(The exercise): Report every line in the listing below where the string "payment" shows up.

(Dataset records):

━━━━━━━━

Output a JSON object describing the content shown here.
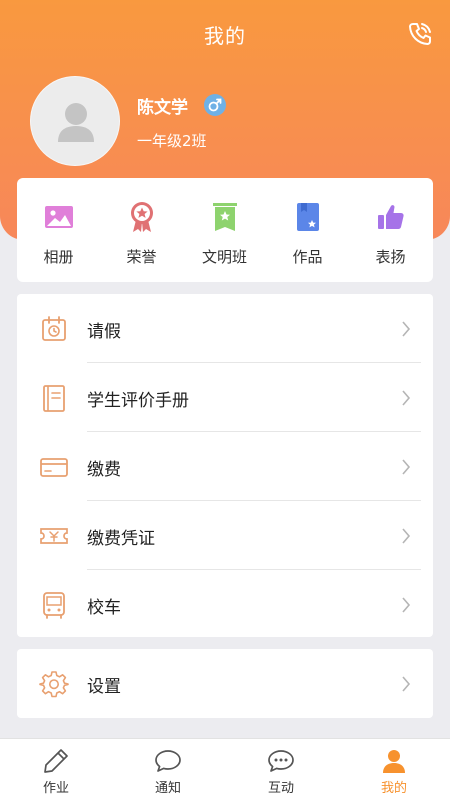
{
  "header": {
    "title": "我的",
    "phone_icon": "phone-icon"
  },
  "profile": {
    "name": "陈文学",
    "gender_icon": "male-icon",
    "class": "一年级2班"
  },
  "quick_actions": [
    {
      "label": "相册",
      "icon": "album-icon",
      "color": "#e07fd9"
    },
    {
      "label": "荣誉",
      "icon": "honor-medal-icon",
      "color": "#e07173"
    },
    {
      "label": "文明班",
      "icon": "civilized-class-flag-icon",
      "color": "#8ed36e"
    },
    {
      "label": "作品",
      "icon": "works-book-icon",
      "color": "#5b86e8"
    },
    {
      "label": "表扬",
      "icon": "thumbs-up-icon",
      "color": "#a673e8"
    }
  ],
  "menu": [
    {
      "label": "请假",
      "icon": "leave-calendar-icon"
    },
    {
      "label": "学生评价手册",
      "icon": "evaluation-handbook-icon"
    },
    {
      "label": "缴费",
      "icon": "payment-card-icon"
    },
    {
      "label": "缴费凭证",
      "icon": "payment-voucher-icon"
    },
    {
      "label": "校车",
      "icon": "school-bus-icon"
    }
  ],
  "settings": {
    "label": "设置",
    "icon": "gear-icon"
  },
  "tabs": [
    {
      "label": "作业",
      "icon": "homework-pencil-icon"
    },
    {
      "label": "通知",
      "icon": "notification-bubble-icon"
    },
    {
      "label": "互动",
      "icon": "interaction-chat-icon"
    },
    {
      "label": "我的",
      "icon": "profile-person-icon",
      "active": true
    }
  ],
  "colors": {
    "header_gradient_start": "#f9993f",
    "header_gradient_end": "#f7875a",
    "accent": "#f7922e",
    "menu_icon": "#e8a070"
  }
}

━━━━━━━━

(Output of the task):
      "icon": "payment-card-icon"
      "icon": "payment-voucher-icon"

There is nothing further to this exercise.